**Your goal**
Copy the data precisely, character for character, and leave out every picture.

── Information supplied

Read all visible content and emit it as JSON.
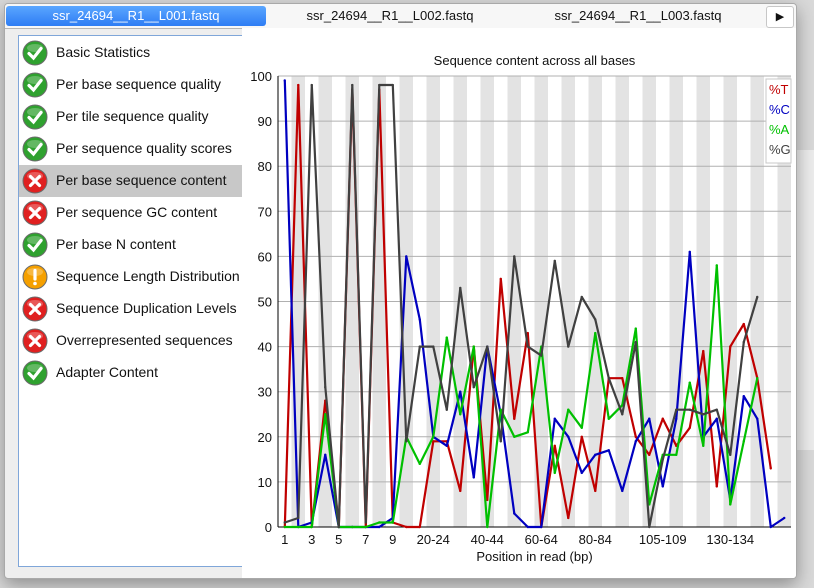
{
  "tabs": [
    {
      "label": "ssr_24694__R1__L001.fastq",
      "active": true
    },
    {
      "label": "ssr_24694__R1__L002.fastq",
      "active": false
    },
    {
      "label": "ssr_24694__R1__L003.fastq",
      "active": false
    }
  ],
  "tab_scroll_icon": "play-arrow-icon",
  "modules": [
    {
      "label": "Basic Statistics",
      "status": "pass"
    },
    {
      "label": "Per base sequence quality",
      "status": "pass"
    },
    {
      "label": "Per tile sequence quality",
      "status": "pass"
    },
    {
      "label": "Per sequence quality scores",
      "status": "pass"
    },
    {
      "label": "Per base sequence content",
      "status": "fail",
      "selected": true
    },
    {
      "label": "Per sequence GC content",
      "status": "fail"
    },
    {
      "label": "Per base N content",
      "status": "pass"
    },
    {
      "label": "Sequence Length Distribution",
      "status": "warn"
    },
    {
      "label": "Sequence Duplication Levels",
      "status": "fail"
    },
    {
      "label": "Overrepresented sequences",
      "status": "fail"
    },
    {
      "label": "Adapter Content",
      "status": "pass"
    }
  ],
  "status_colors": {
    "pass": "#2fa12f",
    "fail": "#e02020",
    "warn": "#f5a000"
  },
  "chart_data": {
    "type": "line",
    "title": "Sequence content across all bases",
    "xlabel": "Position in read (bp)",
    "ylabel": "",
    "ylim": [
      0,
      100
    ],
    "yticks": [
      0,
      10,
      20,
      30,
      40,
      50,
      60,
      70,
      80,
      90,
      100
    ],
    "x_categories": [
      "1",
      "2",
      "3",
      "4",
      "5",
      "6",
      "7",
      "8",
      "9",
      "10-14",
      "15-19",
      "20-24",
      "25-29",
      "30-34",
      "35-39",
      "40-44",
      "45-49",
      "50-54",
      "55-59",
      "60-64",
      "65-69",
      "70-74",
      "75-79",
      "80-84",
      "85-89",
      "90-94",
      "95-99",
      "100-104",
      "105-109",
      "110-114",
      "115-119",
      "120-124",
      "125-129",
      "130-134",
      "135-139",
      "140-144",
      "145-149",
      "150-151"
    ],
    "tick_labels": [
      "1",
      "3",
      "5",
      "7",
      "9",
      "20-24",
      "40-44",
      "60-64",
      "80-84",
      "105-109",
      "130-134"
    ],
    "grid": true,
    "legend_position": "top-right",
    "series": [
      {
        "name": "%T",
        "color": "#c00000",
        "values": [
          0,
          98,
          0,
          28,
          0,
          97,
          0,
          97,
          1,
          0,
          0,
          19,
          19,
          8,
          40,
          6,
          55,
          24,
          43,
          0,
          18,
          2,
          20,
          8,
          33,
          33,
          20,
          16,
          24,
          18,
          22,
          39,
          9,
          40,
          45,
          33,
          13,
          null
        ]
      },
      {
        "name": "%C",
        "color": "#0000c0",
        "values": [
          99,
          0,
          1,
          16,
          0,
          0,
          0,
          0,
          2,
          60,
          46,
          20,
          18,
          30,
          11,
          40,
          25,
          3,
          0,
          0,
          24,
          20,
          12,
          16,
          17,
          8,
          19,
          24,
          9,
          24,
          61,
          20,
          24,
          6,
          29,
          24,
          0,
          2
        ]
      },
      {
        "name": "%A",
        "color": "#00c000",
        "values": [
          0,
          0,
          0,
          25,
          0,
          0,
          0,
          1,
          1,
          20,
          14,
          20,
          42,
          25,
          40,
          0,
          26,
          20,
          21,
          40,
          12,
          26,
          22,
          43,
          24,
          27,
          44,
          5,
          16,
          16,
          32,
          18,
          58,
          5,
          19,
          33,
          null,
          null
        ]
      },
      {
        "name": "%G",
        "color": "#404040",
        "values": [
          1,
          2,
          98,
          31,
          0,
          98,
          1,
          98,
          98,
          19,
          40,
          40,
          26,
          53,
          31,
          40,
          19,
          60,
          40,
          38,
          59,
          40,
          51,
          46,
          33,
          25,
          41,
          0,
          15,
          26,
          26,
          25,
          26,
          16,
          41,
          51,
          null,
          null
        ]
      }
    ]
  }
}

────

**Finished exercise**
Read all visible content and emit it as JSON.
{
  "tabs": [
    {
      "label": "ssr_24694__R1__L001.fastq",
      "active": true
    },
    {
      "label": "ssr_24694__R1__L002.fastq",
      "active": false
    },
    {
      "label": "ssr_24694__R1__L003.fastq",
      "active": false
    }
  ],
  "tab_scroll_icon": "play-arrow-icon",
  "modules": [
    {
      "label": "Basic Statistics",
      "status": "pass"
    },
    {
      "label": "Per base sequence quality",
      "status": "pass"
    },
    {
      "label": "Per tile sequence quality",
      "status": "pass"
    },
    {
      "label": "Per sequence quality scores",
      "status": "pass"
    },
    {
      "label": "Per base sequence content",
      "status": "fail",
      "selected": true
    },
    {
      "label": "Per sequence GC content",
      "status": "fail"
    },
    {
      "label": "Per base N content",
      "status": "pass"
    },
    {
      "label": "Sequence Length Distribution",
      "status": "warn"
    },
    {
      "label": "Sequence Duplication Levels",
      "status": "fail"
    },
    {
      "label": "Overrepresented sequences",
      "status": "fail"
    },
    {
      "label": "Adapter Content",
      "status": "pass"
    }
  ],
  "status_colors": {
    "pass": "#2fa12f",
    "fail": "#e02020",
    "warn": "#f5a000"
  },
  "chart_data": {
    "type": "line",
    "title": "Sequence content across all bases",
    "xlabel": "Position in read (bp)",
    "ylabel": "",
    "ylim": [
      0,
      100
    ],
    "yticks": [
      0,
      10,
      20,
      30,
      40,
      50,
      60,
      70,
      80,
      90,
      100
    ],
    "x_categories": [
      "1",
      "2",
      "3",
      "4",
      "5",
      "6",
      "7",
      "8",
      "9",
      "10-14",
      "15-19",
      "20-24",
      "25-29",
      "30-34",
      "35-39",
      "40-44",
      "45-49",
      "50-54",
      "55-59",
      "60-64",
      "65-69",
      "70-74",
      "75-79",
      "80-84",
      "85-89",
      "90-94",
      "95-99",
      "100-104",
      "105-109",
      "110-114",
      "115-119",
      "120-124",
      "125-129",
      "130-134",
      "135-139",
      "140-144",
      "145-149",
      "150-151"
    ],
    "tick_labels": [
      "1",
      "3",
      "5",
      "7",
      "9",
      "20-24",
      "40-44",
      "60-64",
      "80-84",
      "105-109",
      "130-134"
    ],
    "grid": true,
    "legend_position": "top-right",
    "series": [
      {
        "name": "%T",
        "color": "#c00000",
        "values": [
          0,
          98,
          0,
          28,
          0,
          97,
          0,
          97,
          1,
          0,
          0,
          19,
          19,
          8,
          40,
          6,
          55,
          24,
          43,
          0,
          18,
          2,
          20,
          8,
          33,
          33,
          20,
          16,
          24,
          18,
          22,
          39,
          9,
          40,
          45,
          33,
          13,
          null
        ]
      },
      {
        "name": "%C",
        "color": "#0000c0",
        "values": [
          99,
          0,
          1,
          16,
          0,
          0,
          0,
          0,
          2,
          60,
          46,
          20,
          18,
          30,
          11,
          40,
          25,
          3,
          0,
          0,
          24,
          20,
          12,
          16,
          17,
          8,
          19,
          24,
          9,
          24,
          61,
          20,
          24,
          6,
          29,
          24,
          0,
          2
        ]
      },
      {
        "name": "%A",
        "color": "#00c000",
        "values": [
          0,
          0,
          0,
          25,
          0,
          0,
          0,
          1,
          1,
          20,
          14,
          20,
          42,
          25,
          40,
          0,
          26,
          20,
          21,
          40,
          12,
          26,
          22,
          43,
          24,
          27,
          44,
          5,
          16,
          16,
          32,
          18,
          58,
          5,
          19,
          33,
          null,
          null
        ]
      },
      {
        "name": "%G",
        "color": "#404040",
        "values": [
          1,
          2,
          98,
          31,
          0,
          98,
          1,
          98,
          98,
          19,
          40,
          40,
          26,
          53,
          31,
          40,
          19,
          60,
          40,
          38,
          59,
          40,
          51,
          46,
          33,
          25,
          41,
          0,
          15,
          26,
          26,
          25,
          26,
          16,
          41,
          51,
          null,
          null
        ]
      }
    ]
  }
}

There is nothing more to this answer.